Written task ▸ Go through the records and extract every line with the word "mantissa".
##########
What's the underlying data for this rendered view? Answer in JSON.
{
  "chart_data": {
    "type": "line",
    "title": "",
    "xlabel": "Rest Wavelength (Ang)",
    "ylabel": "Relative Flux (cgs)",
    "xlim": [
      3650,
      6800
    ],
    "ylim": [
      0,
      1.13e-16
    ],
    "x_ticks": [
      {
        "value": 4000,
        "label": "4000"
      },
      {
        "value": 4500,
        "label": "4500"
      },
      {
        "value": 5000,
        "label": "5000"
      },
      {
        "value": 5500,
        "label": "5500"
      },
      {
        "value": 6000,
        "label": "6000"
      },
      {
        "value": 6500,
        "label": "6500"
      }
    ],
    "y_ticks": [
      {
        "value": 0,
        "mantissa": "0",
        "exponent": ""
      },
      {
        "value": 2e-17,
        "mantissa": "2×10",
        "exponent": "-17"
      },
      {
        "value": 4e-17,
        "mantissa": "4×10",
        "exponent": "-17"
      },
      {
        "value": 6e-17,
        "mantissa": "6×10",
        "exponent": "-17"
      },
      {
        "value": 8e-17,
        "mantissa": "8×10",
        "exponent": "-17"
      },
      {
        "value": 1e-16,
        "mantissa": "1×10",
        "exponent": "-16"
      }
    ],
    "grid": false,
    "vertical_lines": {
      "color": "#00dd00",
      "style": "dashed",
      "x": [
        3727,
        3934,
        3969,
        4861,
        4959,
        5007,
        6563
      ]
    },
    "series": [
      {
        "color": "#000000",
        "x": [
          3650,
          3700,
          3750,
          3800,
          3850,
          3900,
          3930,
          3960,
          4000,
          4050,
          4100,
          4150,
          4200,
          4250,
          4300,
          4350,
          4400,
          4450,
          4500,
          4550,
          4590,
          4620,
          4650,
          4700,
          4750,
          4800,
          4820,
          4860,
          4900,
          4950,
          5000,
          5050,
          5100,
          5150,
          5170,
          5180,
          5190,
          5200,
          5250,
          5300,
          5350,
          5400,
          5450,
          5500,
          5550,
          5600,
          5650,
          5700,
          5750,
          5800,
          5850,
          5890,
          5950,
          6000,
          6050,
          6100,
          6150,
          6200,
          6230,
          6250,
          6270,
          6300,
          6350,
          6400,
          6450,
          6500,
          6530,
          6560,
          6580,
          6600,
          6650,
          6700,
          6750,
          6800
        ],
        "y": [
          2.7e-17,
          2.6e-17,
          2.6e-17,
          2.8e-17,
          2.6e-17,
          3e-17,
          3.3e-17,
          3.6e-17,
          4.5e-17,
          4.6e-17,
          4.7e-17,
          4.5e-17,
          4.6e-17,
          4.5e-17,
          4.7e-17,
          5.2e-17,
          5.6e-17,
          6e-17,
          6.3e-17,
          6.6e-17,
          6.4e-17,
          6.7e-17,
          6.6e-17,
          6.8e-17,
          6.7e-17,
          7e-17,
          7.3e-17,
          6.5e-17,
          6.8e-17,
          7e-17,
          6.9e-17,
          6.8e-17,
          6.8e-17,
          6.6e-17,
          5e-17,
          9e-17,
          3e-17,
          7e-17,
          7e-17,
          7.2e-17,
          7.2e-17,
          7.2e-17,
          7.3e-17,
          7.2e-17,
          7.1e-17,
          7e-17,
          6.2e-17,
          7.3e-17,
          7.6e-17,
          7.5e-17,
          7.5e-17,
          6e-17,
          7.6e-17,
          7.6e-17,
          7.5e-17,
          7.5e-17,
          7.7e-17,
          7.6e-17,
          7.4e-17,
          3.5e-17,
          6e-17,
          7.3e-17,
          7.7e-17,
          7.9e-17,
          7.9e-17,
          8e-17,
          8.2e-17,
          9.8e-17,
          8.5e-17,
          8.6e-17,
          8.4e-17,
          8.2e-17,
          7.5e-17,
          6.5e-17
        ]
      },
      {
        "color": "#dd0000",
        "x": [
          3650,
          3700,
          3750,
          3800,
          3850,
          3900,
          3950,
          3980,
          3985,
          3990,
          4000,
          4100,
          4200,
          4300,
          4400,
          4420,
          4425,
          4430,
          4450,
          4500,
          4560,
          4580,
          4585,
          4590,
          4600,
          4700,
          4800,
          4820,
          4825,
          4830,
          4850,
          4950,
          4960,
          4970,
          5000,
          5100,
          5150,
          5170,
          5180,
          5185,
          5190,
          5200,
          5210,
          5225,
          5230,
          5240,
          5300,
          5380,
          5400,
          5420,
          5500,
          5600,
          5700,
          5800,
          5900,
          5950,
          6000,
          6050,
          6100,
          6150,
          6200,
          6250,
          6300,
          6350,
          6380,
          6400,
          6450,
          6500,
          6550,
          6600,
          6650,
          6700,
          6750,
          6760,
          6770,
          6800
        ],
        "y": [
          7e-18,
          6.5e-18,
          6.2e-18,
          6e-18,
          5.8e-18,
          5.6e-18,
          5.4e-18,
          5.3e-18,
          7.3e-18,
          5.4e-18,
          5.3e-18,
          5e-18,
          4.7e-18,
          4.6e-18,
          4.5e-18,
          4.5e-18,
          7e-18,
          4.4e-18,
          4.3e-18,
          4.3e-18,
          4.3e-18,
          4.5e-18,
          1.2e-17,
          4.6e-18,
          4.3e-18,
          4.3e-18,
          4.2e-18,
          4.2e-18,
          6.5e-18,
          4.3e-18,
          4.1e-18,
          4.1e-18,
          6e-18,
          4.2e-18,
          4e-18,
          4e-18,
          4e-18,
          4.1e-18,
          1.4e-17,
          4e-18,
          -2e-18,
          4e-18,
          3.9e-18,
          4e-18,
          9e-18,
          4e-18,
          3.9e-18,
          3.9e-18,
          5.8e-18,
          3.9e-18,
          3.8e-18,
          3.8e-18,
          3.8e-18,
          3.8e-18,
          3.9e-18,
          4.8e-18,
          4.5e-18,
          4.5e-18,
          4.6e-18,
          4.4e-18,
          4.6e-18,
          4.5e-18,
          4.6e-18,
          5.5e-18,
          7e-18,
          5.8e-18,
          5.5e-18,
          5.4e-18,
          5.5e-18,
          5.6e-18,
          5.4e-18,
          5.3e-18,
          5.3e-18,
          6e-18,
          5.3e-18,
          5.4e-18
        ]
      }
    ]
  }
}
##########
Expected answer ▸
        "mantissa": "0",
        "mantissa": "2×10",
        "mantissa": "4×10",
        "mantissa": "6×10",
        "mantissa": "8×10",
        "mantissa": "1×10",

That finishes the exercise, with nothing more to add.